> _RECORD SET_
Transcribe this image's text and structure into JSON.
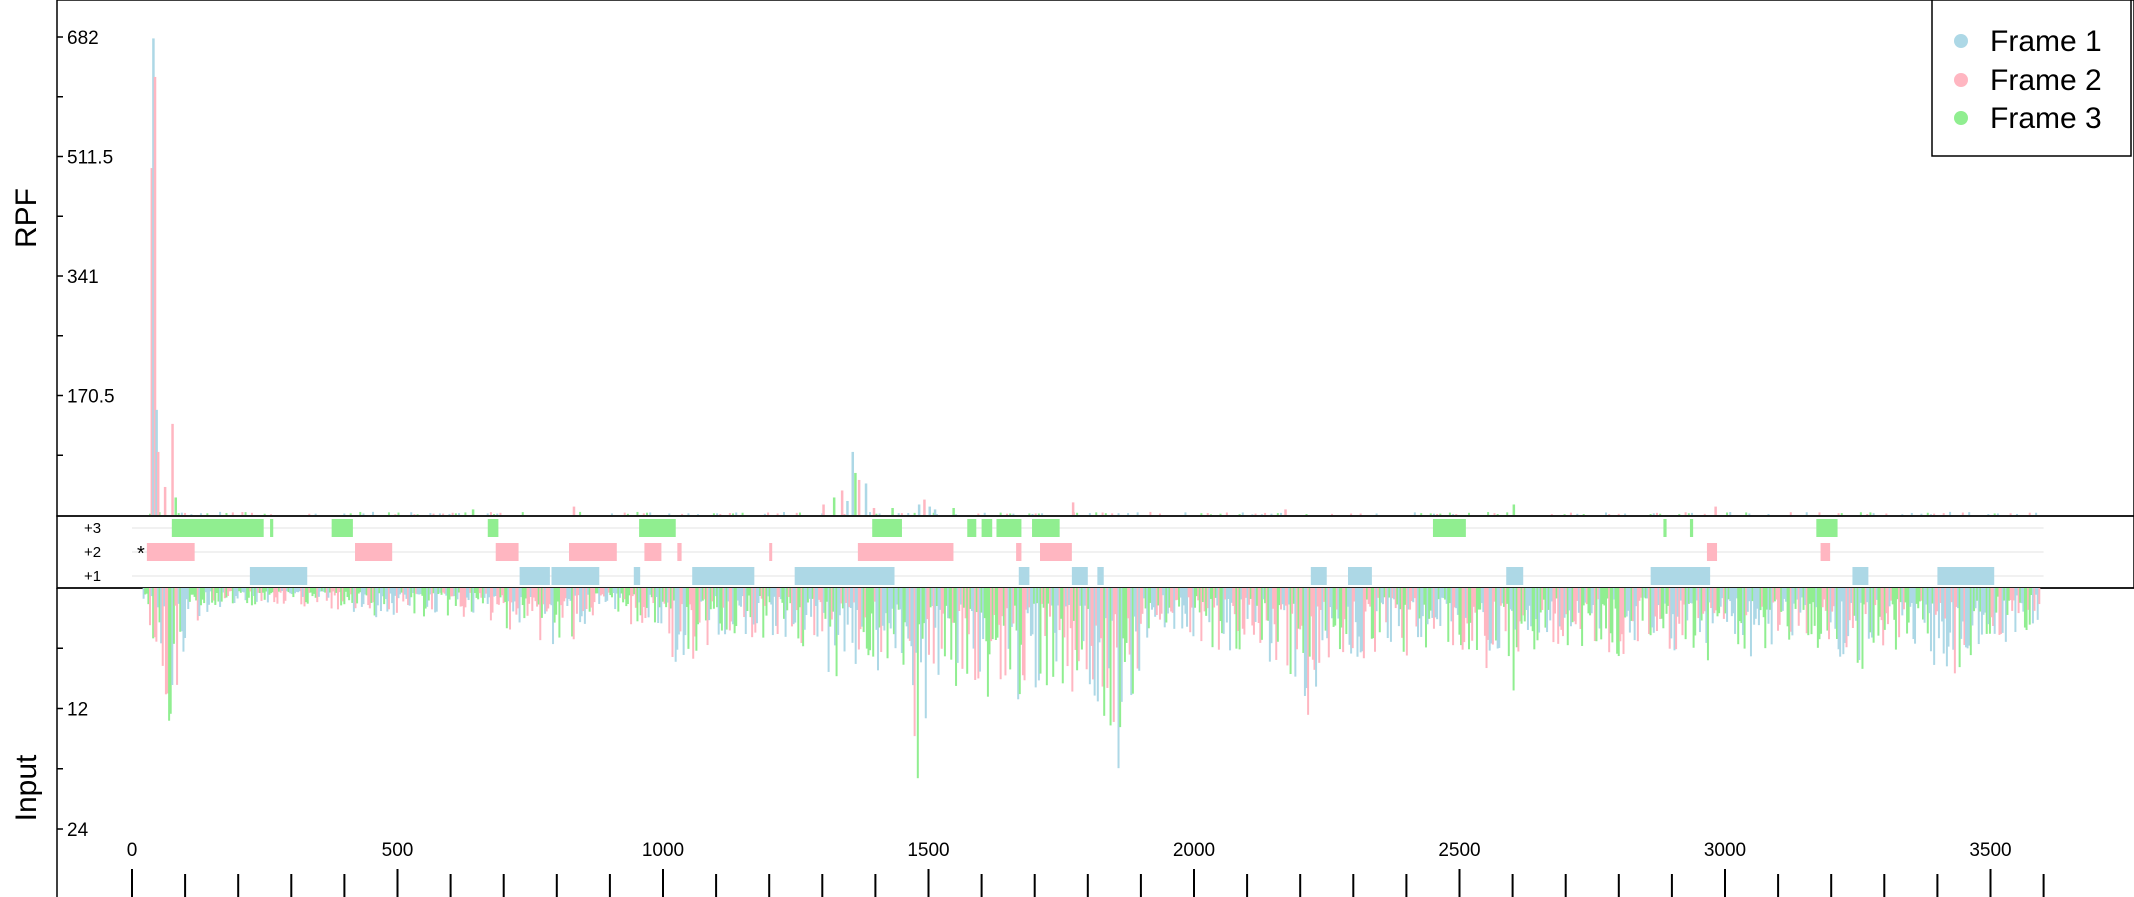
{
  "chart_data": {
    "type": "bar",
    "xlim": [
      0,
      3600
    ],
    "x_ticks": [
      "0",
      "500",
      "1000",
      "1500",
      "2000",
      "2500",
      "3000",
      "3500"
    ],
    "legend_position": "top-right",
    "legend": [
      {
        "label": "Frame 1",
        "color": "#add8e6"
      },
      {
        "label": "Frame 2",
        "color": "#ffb6c1"
      },
      {
        "label": "Frame 3",
        "color": "#90ee90"
      }
    ],
    "rpf": {
      "ylabel": "RPF",
      "ylim": [
        0,
        682
      ],
      "y_ticks": [
        "682",
        "511.5",
        "341",
        "170.5"
      ],
      "peaks": [
        {
          "x": 35,
          "frame": 2,
          "value": 495
        },
        {
          "x": 38,
          "frame": 1,
          "value": 680
        },
        {
          "x": 41,
          "frame": 2,
          "value": 625
        },
        {
          "x": 44,
          "frame": 1,
          "value": 150
        },
        {
          "x": 47,
          "frame": 2,
          "value": 90
        },
        {
          "x": 60,
          "frame": 2,
          "value": 40
        },
        {
          "x": 74,
          "frame": 2,
          "value": 130
        },
        {
          "x": 80,
          "frame": 3,
          "value": 25
        },
        {
          "x": 640,
          "frame": 3,
          "value": 8
        },
        {
          "x": 830,
          "frame": 2,
          "value": 12
        },
        {
          "x": 1300,
          "frame": 2,
          "value": 15
        },
        {
          "x": 1320,
          "frame": 3,
          "value": 25
        },
        {
          "x": 1335,
          "frame": 2,
          "value": 35
        },
        {
          "x": 1345,
          "frame": 1,
          "value": 20
        },
        {
          "x": 1355,
          "frame": 1,
          "value": 90
        },
        {
          "x": 1360,
          "frame": 3,
          "value": 60
        },
        {
          "x": 1367,
          "frame": 2,
          "value": 50
        },
        {
          "x": 1380,
          "frame": 1,
          "value": 45
        },
        {
          "x": 1395,
          "frame": 2,
          "value": 10
        },
        {
          "x": 1430,
          "frame": 3,
          "value": 10
        },
        {
          "x": 1480,
          "frame": 1,
          "value": 15
        },
        {
          "x": 1490,
          "frame": 2,
          "value": 22
        },
        {
          "x": 1500,
          "frame": 1,
          "value": 12
        },
        {
          "x": 1510,
          "frame": 1,
          "value": 8
        },
        {
          "x": 1545,
          "frame": 3,
          "value": 10
        },
        {
          "x": 1770,
          "frame": 2,
          "value": 18
        },
        {
          "x": 2170,
          "frame": 2,
          "value": 8
        },
        {
          "x": 2600,
          "frame": 3,
          "value": 15
        },
        {
          "x": 2980,
          "frame": 2,
          "value": 12
        }
      ]
    },
    "frames": {
      "labels": [
        "+3",
        "+2",
        "+1"
      ],
      "start_marker": "*",
      "orfs": [
        {
          "frame": 3,
          "segments": [
            [
              75,
              248
            ],
            [
              260,
              266
            ],
            [
              376,
              416
            ],
            [
              670,
              690
            ],
            [
              955,
              1024
            ],
            [
              1394,
              1450
            ],
            [
              1573,
              1590
            ],
            [
              1600,
              1620
            ],
            [
              1628,
              1675
            ],
            [
              1695,
              1747
            ],
            [
              2450,
              2512
            ],
            [
              2884,
              2890
            ],
            [
              2934,
              2940
            ],
            [
              3172,
              3212
            ]
          ]
        },
        {
          "frame": 2,
          "segments": [
            [
              28,
              118
            ],
            [
              420,
              490
            ],
            [
              685,
              728
            ],
            [
              823,
              913
            ],
            [
              965,
              997
            ],
            [
              1027,
              1035
            ],
            [
              1200,
              1205
            ],
            [
              1367,
              1547
            ],
            [
              1665,
              1675
            ],
            [
              1710,
              1770
            ],
            [
              2966,
              2985
            ],
            [
              3180,
              3198
            ]
          ]
        },
        {
          "frame": 1,
          "segments": [
            [
              222,
              330
            ],
            [
              730,
              787
            ],
            [
              790,
              880
            ],
            [
              945,
              957
            ],
            [
              1055,
              1172
            ],
            [
              1248,
              1436
            ],
            [
              1670,
              1690
            ],
            [
              1770,
              1800
            ],
            [
              1818,
              1830
            ],
            [
              2220,
              2250
            ],
            [
              2290,
              2335
            ],
            [
              2588,
              2620
            ],
            [
              2860,
              2972
            ],
            [
              3240,
              3270
            ],
            [
              3400,
              3507
            ]
          ]
        }
      ]
    },
    "input": {
      "ylabel": "Input",
      "ylim": [
        0,
        24
      ],
      "y_ticks": [
        "12",
        "24"
      ],
      "profile": [
        [
          20,
          2
        ],
        [
          40,
          6
        ],
        [
          55,
          11
        ],
        [
          70,
          15
        ],
        [
          85,
          10
        ],
        [
          100,
          5
        ],
        [
          150,
          2
        ],
        [
          250,
          2
        ],
        [
          350,
          2
        ],
        [
          450,
          3
        ],
        [
          550,
          3
        ],
        [
          620,
          3
        ],
        [
          700,
          4
        ],
        [
          750,
          5
        ],
        [
          800,
          7
        ],
        [
          850,
          4
        ],
        [
          900,
          3
        ],
        [
          950,
          4
        ],
        [
          1000,
          5
        ],
        [
          1030,
          9
        ],
        [
          1040,
          12
        ],
        [
          1060,
          9
        ],
        [
          1100,
          5
        ],
        [
          1150,
          5
        ],
        [
          1200,
          5
        ],
        [
          1250,
          6
        ],
        [
          1300,
          8
        ],
        [
          1340,
          10
        ],
        [
          1360,
          8
        ],
        [
          1400,
          9
        ],
        [
          1440,
          11
        ],
        [
          1470,
          15
        ],
        [
          1480,
          24
        ],
        [
          1500,
          12
        ],
        [
          1550,
          11
        ],
        [
          1600,
          11
        ],
        [
          1650,
          12
        ],
        [
          1700,
          10
        ],
        [
          1750,
          10
        ],
        [
          1800,
          12
        ],
        [
          1840,
          14
        ],
        [
          1860,
          19
        ],
        [
          1880,
          12
        ],
        [
          1900,
          7
        ],
        [
          1950,
          4
        ],
        [
          2000,
          5
        ],
        [
          2050,
          7
        ],
        [
          2100,
          6
        ],
        [
          2150,
          8
        ],
        [
          2200,
          10
        ],
        [
          2215,
          15
        ],
        [
          2240,
          9
        ],
        [
          2280,
          7
        ],
        [
          2300,
          8
        ],
        [
          2350,
          6
        ],
        [
          2400,
          7
        ],
        [
          2450,
          6
        ],
        [
          2500,
          7
        ],
        [
          2550,
          8
        ],
        [
          2590,
          10
        ],
        [
          2605,
          20
        ],
        [
          2620,
          9
        ],
        [
          2650,
          7
        ],
        [
          2700,
          6
        ],
        [
          2750,
          6
        ],
        [
          2800,
          7
        ],
        [
          2850,
          6
        ],
        [
          2900,
          7
        ],
        [
          2950,
          8
        ],
        [
          3000,
          6
        ],
        [
          3050,
          7
        ],
        [
          3080,
          8
        ],
        [
          3150,
          6
        ],
        [
          3200,
          7
        ],
        [
          3250,
          10
        ],
        [
          3300,
          6
        ],
        [
          3350,
          7
        ],
        [
          3400,
          8
        ],
        [
          3440,
          9
        ],
        [
          3480,
          8
        ],
        [
          3500,
          6
        ],
        [
          3590,
          4
        ]
      ]
    }
  }
}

> _JOB_
Except for the pictures, print the data above exactly.

> _THE OUTPUT_
Transcribe this image's text and structure into JSON.
{
  "chart_data": {
    "type": "bar",
    "xlim": [
      0,
      3600
    ],
    "x_ticks": [
      "0",
      "500",
      "1000",
      "1500",
      "2000",
      "2500",
      "3000",
      "3500"
    ],
    "legend_position": "top-right",
    "legend": [
      {
        "label": "Frame 1",
        "color": "#add8e6"
      },
      {
        "label": "Frame 2",
        "color": "#ffb6c1"
      },
      {
        "label": "Frame 3",
        "color": "#90ee90"
      }
    ],
    "rpf": {
      "ylabel": "RPF",
      "ylim": [
        0,
        682
      ],
      "y_ticks": [
        "682",
        "511.5",
        "341",
        "170.5"
      ],
      "peaks": [
        {
          "x": 35,
          "frame": 2,
          "value": 495
        },
        {
          "x": 38,
          "frame": 1,
          "value": 680
        },
        {
          "x": 41,
          "frame": 2,
          "value": 625
        },
        {
          "x": 44,
          "frame": 1,
          "value": 150
        },
        {
          "x": 47,
          "frame": 2,
          "value": 90
        },
        {
          "x": 60,
          "frame": 2,
          "value": 40
        },
        {
          "x": 74,
          "frame": 2,
          "value": 130
        },
        {
          "x": 80,
          "frame": 3,
          "value": 25
        },
        {
          "x": 640,
          "frame": 3,
          "value": 8
        },
        {
          "x": 830,
          "frame": 2,
          "value": 12
        },
        {
          "x": 1300,
          "frame": 2,
          "value": 15
        },
        {
          "x": 1320,
          "frame": 3,
          "value": 25
        },
        {
          "x": 1335,
          "frame": 2,
          "value": 35
        },
        {
          "x": 1345,
          "frame": 1,
          "value": 20
        },
        {
          "x": 1355,
          "frame": 1,
          "value": 90
        },
        {
          "x": 1360,
          "frame": 3,
          "value": 60
        },
        {
          "x": 1367,
          "frame": 2,
          "value": 50
        },
        {
          "x": 1380,
          "frame": 1,
          "value": 45
        },
        {
          "x": 1395,
          "frame": 2,
          "value": 10
        },
        {
          "x": 1430,
          "frame": 3,
          "value": 10
        },
        {
          "x": 1480,
          "frame": 1,
          "value": 15
        },
        {
          "x": 1490,
          "frame": 2,
          "value": 22
        },
        {
          "x": 1500,
          "frame": 1,
          "value": 12
        },
        {
          "x": 1510,
          "frame": 1,
          "value": 8
        },
        {
          "x": 1545,
          "frame": 3,
          "value": 10
        },
        {
          "x": 1770,
          "frame": 2,
          "value": 18
        },
        {
          "x": 2170,
          "frame": 2,
          "value": 8
        },
        {
          "x": 2600,
          "frame": 3,
          "value": 15
        },
        {
          "x": 2980,
          "frame": 2,
          "value": 12
        }
      ]
    },
    "frames": {
      "labels": [
        "+3",
        "+2",
        "+1"
      ],
      "start_marker": "*",
      "orfs": [
        {
          "frame": 3,
          "segments": [
            [
              75,
              248
            ],
            [
              260,
              266
            ],
            [
              376,
              416
            ],
            [
              670,
              690
            ],
            [
              955,
              1024
            ],
            [
              1394,
              1450
            ],
            [
              1573,
              1590
            ],
            [
              1600,
              1620
            ],
            [
              1628,
              1675
            ],
            [
              1695,
              1747
            ],
            [
              2450,
              2512
            ],
            [
              2884,
              2890
            ],
            [
              2934,
              2940
            ],
            [
              3172,
              3212
            ]
          ]
        },
        {
          "frame": 2,
          "segments": [
            [
              28,
              118
            ],
            [
              420,
              490
            ],
            [
              685,
              728
            ],
            [
              823,
              913
            ],
            [
              965,
              997
            ],
            [
              1027,
              1035
            ],
            [
              1200,
              1205
            ],
            [
              1367,
              1547
            ],
            [
              1665,
              1675
            ],
            [
              1710,
              1770
            ],
            [
              2966,
              2985
            ],
            [
              3180,
              3198
            ]
          ]
        },
        {
          "frame": 1,
          "segments": [
            [
              222,
              330
            ],
            [
              730,
              787
            ],
            [
              790,
              880
            ],
            [
              945,
              957
            ],
            [
              1055,
              1172
            ],
            [
              1248,
              1436
            ],
            [
              1670,
              1690
            ],
            [
              1770,
              1800
            ],
            [
              1818,
              1830
            ],
            [
              2220,
              2250
            ],
            [
              2290,
              2335
            ],
            [
              2588,
              2620
            ],
            [
              2860,
              2972
            ],
            [
              3240,
              3270
            ],
            [
              3400,
              3507
            ]
          ]
        }
      ]
    },
    "input": {
      "ylabel": "Input",
      "ylim": [
        0,
        24
      ],
      "y_ticks": [
        "12",
        "24"
      ],
      "profile": [
        [
          20,
          2
        ],
        [
          40,
          6
        ],
        [
          55,
          11
        ],
        [
          70,
          15
        ],
        [
          85,
          10
        ],
        [
          100,
          5
        ],
        [
          150,
          2
        ],
        [
          250,
          2
        ],
        [
          350,
          2
        ],
        [
          450,
          3
        ],
        [
          550,
          3
        ],
        [
          620,
          3
        ],
        [
          700,
          4
        ],
        [
          750,
          5
        ],
        [
          800,
          7
        ],
        [
          850,
          4
        ],
        [
          900,
          3
        ],
        [
          950,
          4
        ],
        [
          1000,
          5
        ],
        [
          1030,
          9
        ],
        [
          1040,
          12
        ],
        [
          1060,
          9
        ],
        [
          1100,
          5
        ],
        [
          1150,
          5
        ],
        [
          1200,
          5
        ],
        [
          1250,
          6
        ],
        [
          1300,
          8
        ],
        [
          1340,
          10
        ],
        [
          1360,
          8
        ],
        [
          1400,
          9
        ],
        [
          1440,
          11
        ],
        [
          1470,
          15
        ],
        [
          1480,
          24
        ],
        [
          1500,
          12
        ],
        [
          1550,
          11
        ],
        [
          1600,
          11
        ],
        [
          1650,
          12
        ],
        [
          1700,
          10
        ],
        [
          1750,
          10
        ],
        [
          1800,
          12
        ],
        [
          1840,
          14
        ],
        [
          1860,
          19
        ],
        [
          1880,
          12
        ],
        [
          1900,
          7
        ],
        [
          1950,
          4
        ],
        [
          2000,
          5
        ],
        [
          2050,
          7
        ],
        [
          2100,
          6
        ],
        [
          2150,
          8
        ],
        [
          2200,
          10
        ],
        [
          2215,
          15
        ],
        [
          2240,
          9
        ],
        [
          2280,
          7
        ],
        [
          2300,
          8
        ],
        [
          2350,
          6
        ],
        [
          2400,
          7
        ],
        [
          2450,
          6
        ],
        [
          2500,
          7
        ],
        [
          2550,
          8
        ],
        [
          2590,
          10
        ],
        [
          2605,
          20
        ],
        [
          2620,
          9
        ],
        [
          2650,
          7
        ],
        [
          2700,
          6
        ],
        [
          2750,
          6
        ],
        [
          2800,
          7
        ],
        [
          2850,
          6
        ],
        [
          2900,
          7
        ],
        [
          2950,
          8
        ],
        [
          3000,
          6
        ],
        [
          3050,
          7
        ],
        [
          3080,
          8
        ],
        [
          3150,
          6
        ],
        [
          3200,
          7
        ],
        [
          3250,
          10
        ],
        [
          3300,
          6
        ],
        [
          3350,
          7
        ],
        [
          3400,
          8
        ],
        [
          3440,
          9
        ],
        [
          3480,
          8
        ],
        [
          3500,
          6
        ],
        [
          3590,
          4
        ]
      ]
    }
  }
}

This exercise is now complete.